The records below should be written out again, exactly.

** start of STORED DATA **

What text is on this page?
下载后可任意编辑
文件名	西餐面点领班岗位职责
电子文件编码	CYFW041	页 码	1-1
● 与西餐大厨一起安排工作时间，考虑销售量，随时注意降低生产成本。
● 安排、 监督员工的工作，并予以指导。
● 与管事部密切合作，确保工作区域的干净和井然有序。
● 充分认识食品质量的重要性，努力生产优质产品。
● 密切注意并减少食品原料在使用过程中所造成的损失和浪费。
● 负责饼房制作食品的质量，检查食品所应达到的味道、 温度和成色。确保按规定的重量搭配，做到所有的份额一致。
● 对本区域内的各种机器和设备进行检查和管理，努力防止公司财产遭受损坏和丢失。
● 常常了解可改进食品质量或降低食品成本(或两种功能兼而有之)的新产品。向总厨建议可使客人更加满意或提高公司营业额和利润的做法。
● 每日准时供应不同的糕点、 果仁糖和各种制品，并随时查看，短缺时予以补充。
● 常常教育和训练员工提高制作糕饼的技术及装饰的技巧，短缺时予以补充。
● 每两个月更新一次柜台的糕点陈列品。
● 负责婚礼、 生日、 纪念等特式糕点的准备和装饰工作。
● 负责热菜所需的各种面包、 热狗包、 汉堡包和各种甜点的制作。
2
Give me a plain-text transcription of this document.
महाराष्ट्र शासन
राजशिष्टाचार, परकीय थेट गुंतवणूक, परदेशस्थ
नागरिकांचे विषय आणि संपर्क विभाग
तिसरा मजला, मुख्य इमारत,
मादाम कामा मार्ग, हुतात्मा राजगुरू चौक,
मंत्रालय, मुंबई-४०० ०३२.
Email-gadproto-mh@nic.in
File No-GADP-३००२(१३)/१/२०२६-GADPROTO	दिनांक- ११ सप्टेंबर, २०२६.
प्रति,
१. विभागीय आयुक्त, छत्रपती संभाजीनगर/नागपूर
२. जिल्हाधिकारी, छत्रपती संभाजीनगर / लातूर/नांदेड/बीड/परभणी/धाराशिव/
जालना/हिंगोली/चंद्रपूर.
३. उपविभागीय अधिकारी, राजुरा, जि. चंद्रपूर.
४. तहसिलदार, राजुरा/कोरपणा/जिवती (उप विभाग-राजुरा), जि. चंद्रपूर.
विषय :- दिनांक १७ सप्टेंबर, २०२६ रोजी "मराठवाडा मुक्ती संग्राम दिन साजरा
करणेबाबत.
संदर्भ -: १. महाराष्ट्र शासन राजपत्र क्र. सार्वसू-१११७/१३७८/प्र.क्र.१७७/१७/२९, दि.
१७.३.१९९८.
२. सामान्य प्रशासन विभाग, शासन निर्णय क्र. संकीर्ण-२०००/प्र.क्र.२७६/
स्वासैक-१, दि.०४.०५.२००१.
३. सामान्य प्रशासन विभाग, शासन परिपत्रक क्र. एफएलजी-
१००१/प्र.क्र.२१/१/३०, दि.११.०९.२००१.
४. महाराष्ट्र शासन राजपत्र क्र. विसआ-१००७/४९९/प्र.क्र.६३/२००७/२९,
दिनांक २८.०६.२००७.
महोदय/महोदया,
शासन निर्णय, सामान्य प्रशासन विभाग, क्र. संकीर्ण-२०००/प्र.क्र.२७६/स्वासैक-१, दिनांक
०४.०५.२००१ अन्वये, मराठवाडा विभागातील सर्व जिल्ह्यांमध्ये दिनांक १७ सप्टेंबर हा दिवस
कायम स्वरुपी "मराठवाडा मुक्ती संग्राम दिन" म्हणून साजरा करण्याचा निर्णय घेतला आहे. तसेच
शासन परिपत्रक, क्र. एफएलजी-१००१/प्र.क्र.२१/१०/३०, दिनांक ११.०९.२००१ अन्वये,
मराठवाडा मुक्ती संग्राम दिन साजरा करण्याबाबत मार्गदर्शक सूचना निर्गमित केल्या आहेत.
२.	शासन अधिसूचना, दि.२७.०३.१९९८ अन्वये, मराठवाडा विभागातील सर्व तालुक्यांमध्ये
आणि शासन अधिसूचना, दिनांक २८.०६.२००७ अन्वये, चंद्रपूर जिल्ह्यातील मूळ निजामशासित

** end of STORED DATA **

> **TASK SOLUTION**:
What text is on this page?
下载后可任意编辑
文件名	西餐面点领班岗位职责
电子文件编码	CYFW041	页 码	1-1
● 与西餐大厨一起安排工作时间，考虑销售量，随时注意降低生产成本。
● 安排、 监督员工的工作，并予以指导。
● 与管事部密切合作，确保工作区域的干净和井然有序。
● 充分认识食品质量的重要性，努力生产优质产品。
● 密切注意并减少食品原料在使用过程中所造成的损失和浪费。
● 负责饼房制作食品的质量，检查食品所应达到的味道、 温度和成色。确保按规定的重量搭配，做到所有的份额一致。
● 对本区域内的各种机器和设备进行检查和管理，努力防止公司财产遭受损坏和丢失。
● 常常了解可改进食品质量或降低食品成本(或两种功能兼而有之)的新产品。向总厨建议可使客人更加满意或提高公司营业额和利润的做法。
● 每日准时供应不同的糕点、 果仁糖和各种制品，并随时查看，短缺时予以补充。
● 常常教育和训练员工提高制作糕饼的技术及装饰的技巧，短缺时予以补充。
● 每两个月更新一次柜台的糕点陈列品。
● 负责婚礼、 生日、 纪念等特式糕点的准备和装饰工作。
● 负责热菜所需的各种面包、 热狗包、 汉堡包和各种甜点的制作。
2
Give me a plain-text transcription of this document.
महाराष्ट्र शासन
राजशिष्टाचार, परकीय थेट गुंतवणूक, परदेशस्थ
नागरिकांचे विषय आणि संपर्क विभाग
तिसरा मजला, मुख्य इमारत,
मादाम कामा मार्ग, हुतात्मा राजगुरू चौक,
मंत्रालय, मुंबई-४०० ०३२.
Email-gadproto-mh@nic.in
File No-GADP-३००२(१३)/१/२०२६-GADPROTO	दिनांक- ११ सप्टेंबर, २०२६.
प्रति,
१. विभागीय आयुक्त, छत्रपती संभाजीनगर/नागपूर
२. जिल्हाधिकारी, छत्रपती संभाजीनगर / लातूर/नांदेड/बीड/परभणी/धाराशिव/
जालना/हिंगोली/चंद्रपूर.
३. उपविभागीय अधिकारी, राजुरा, जि. चंद्रपूर.
४. तहसिलदार, राजुरा/कोरपणा/जिवती (उप विभाग-राजुरा), जि. चंद्रपूर.
विषय :- दिनांक १७ सप्टेंबर, २०२६ रोजी "मराठवाडा मुक्ती संग्राम दिन साजरा
करणेबाबत.
संदर्भ -: १. महाराष्ट्र शासन राजपत्र क्र. सार्वसू-१११७/१३७८/प्र.क्र.१७७/१७/२९, दि.
१७.३.१९९८.
२. सामान्य प्रशासन विभाग, शासन निर्णय क्र. संकीर्ण-२०००/प्र.क्र.२७६/
स्वासैक-१, दि.०४.०५.२००१.
३. सामान्य प्रशासन विभाग, शासन परिपत्रक क्र. एफएलजी-
१००१/प्र.क्र.२१/१/३०, दि.११.०९.२००१.
४. महाराष्ट्र शासन राजपत्र क्र. विसआ-१००७/४९९/प्र.क्र.६३/२००७/२९,
दिनांक २८.०६.२००७.
महोदय/महोदया,
शासन निर्णय, सामान्य प्रशासन विभाग, क्र. संकीर्ण-२०००/प्र.क्र.२७६/स्वासैक-१, दिनांक
०४.०५.२००१ अन्वये, मराठवाडा विभागातील सर्व जिल्ह्यांमध्ये दिनांक १७ सप्टेंबर हा दिवस
कायम स्वरुपी "मराठवाडा मुक्ती संग्राम दिन" म्हणून साजरा करण्याचा निर्णय घेतला आहे. तसेच
शासन परिपत्रक, क्र. एफएलजी-१००१/प्र.क्र.२१/१०/३०, दिनांक ११.०९.२००१ अन्वये,
मराठवाडा मुक्ती संग्राम दिन साजरा करण्याबाबत मार्गदर्शक सूचना निर्गमित केल्या आहेत.
२.	शासन अधिसूचना, दि.२७.०३.१९९८ अन्वये, मराठवाडा विभागातील सर्व तालुक्यांमध्ये
आणि शासन अधिसूचना, दिनांक २८.०६.२००७ अन्वये, चंद्रपूर जिल्ह्यातील मूळ निजामशासित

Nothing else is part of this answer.